Source.
··········

Model embedding lstm attention

`ModelEmbeddingLstmAttention`

Bases: ModelKeras

Model for predictions via embedding + LSTM + Attention

Source code in template_nlp/models_training/models_tensorflow/model_embedding_lstm_attention.py

class ModelEmbeddingLstmAttention(ModelKeras):
    '''Model for predictions via embedding + LSTM + Attention'''

    _default_name = 'model_embedding_lstm_attention'

    def __init__(self, max_sequence_length: int = 200, max_words: int = 100000,
                 padding: str = 'pre', truncating: str = 'post',
                 tokenizer_filters: str = "’!#$%&()*+,-./:;<=>?@[\\]^_`{|}~\t\n\r\'\"", **kwargs) -> None:
        '''Initialization of the class (see ModelClass & ModelKeras for more arguments)

        Kwargs:
            max_sequence_length (int): Maximum number of words per sequence (ie. sentences)
            max_words (int): Maximum number of words for tokenization
            padding (str): Padding (add zeros) at the beginning ('pre') or at the end ('post') of the sequences
            truncating (str): Truncating the beginning ('pre') or the end ('post') of the sequences (if superior to max_sequence_length)
            tokenizer_filters (str): Filter to use by the tokenizer
        Raises:
            ValueError: If the object padding is not a valid choice (['pre', 'post'])
            ValueError: If the object truncating is not a valid choice (['pre', 'post'])
        '''
        if padding not in ['pre', 'post']:
            raise ValueError(f"The object padding ({padding}) is not a valid choice (['pre', 'post'])")
        if truncating not in ['pre', 'post']:
            raise ValueError(f"The object truncating ({truncating}) is not a valid choice (['pre', 'post'])")
        # Init.
        super().__init__(**kwargs)

        # Get logger (must be done after super init)
        self.logger = logging.getLogger(__name__)

        self.max_sequence_length = max_sequence_length
        self.max_words = max_words
        self.padding = padding
        self.truncating = truncating

        # Tokenizer set on fit
        self.tokenizer: Any = None
        self.tokenizer_filters = tokenizer_filters

    def _prepare_x_train(self, x_train) -> np.ndarray:
        '''Prepares the input data for the model. Called when fitting the model

        Args:
            x_train (?): Array-like, shape = [n_samples, n_features]
        Returns:
            (np.ndarray): Prepared data
        '''
        # Get tokenizer & fit on train
        self.tokenizer = Tokenizer(num_words=self.max_words, filters=self.tokenizer_filters)

··········

Data block.

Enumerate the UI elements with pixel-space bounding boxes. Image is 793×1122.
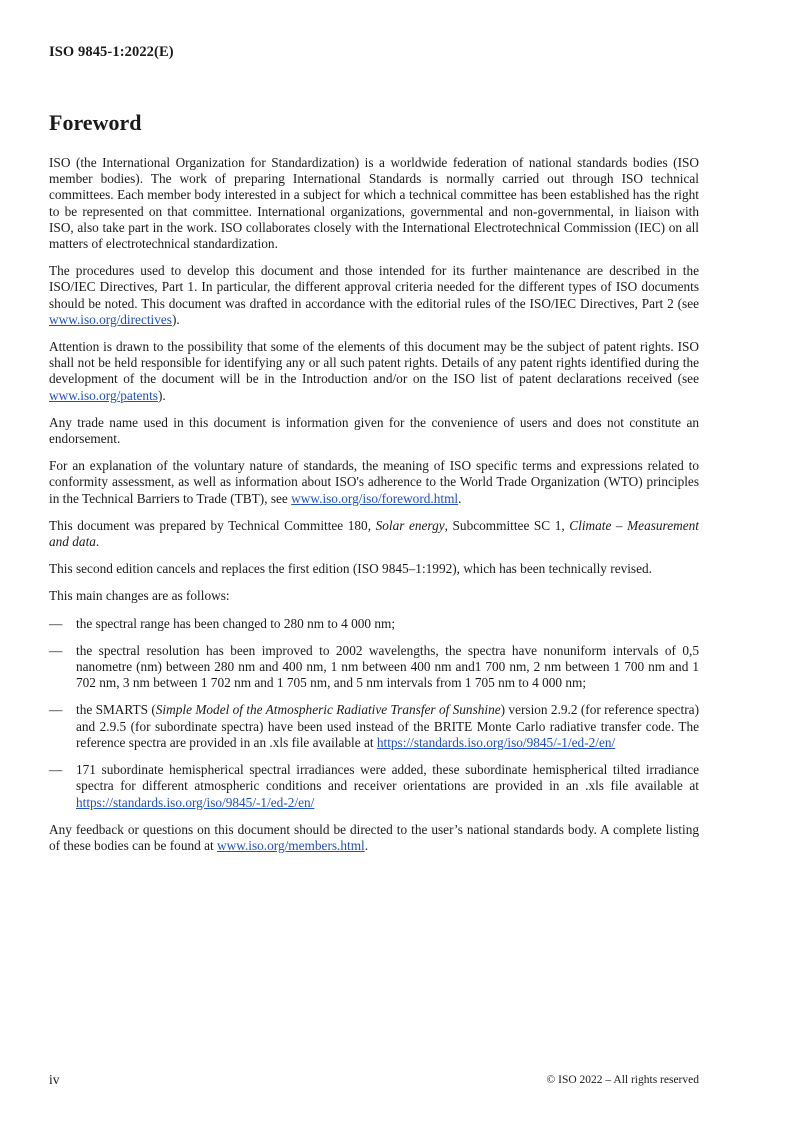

··········

Goals.
1. From the LSTM attention model page above, write out the stretch from "def __init__(self, max_sequence_length: int" through "for more arguments)".
2. Translate this sentence from the LSTM attention model page into Spanish: "Prepares the input data for the model."

Results of the exercise.
1.
def __init__(self, max_sequence_length: int = 200, max_words: int = 100000,
                 padding: str = 'pre', truncating: str = 'post',
                 tokenizer_filters: str = "’!#$%&()*+,-./:;<=>?@[\\]^_`{|}~\t\n\r\'\"", **kwargs) -> None:
        '''Initialization of the class (see ModelClass & ModelKeras for more arguments)

2. Prepara los datos de entrada para el modelo.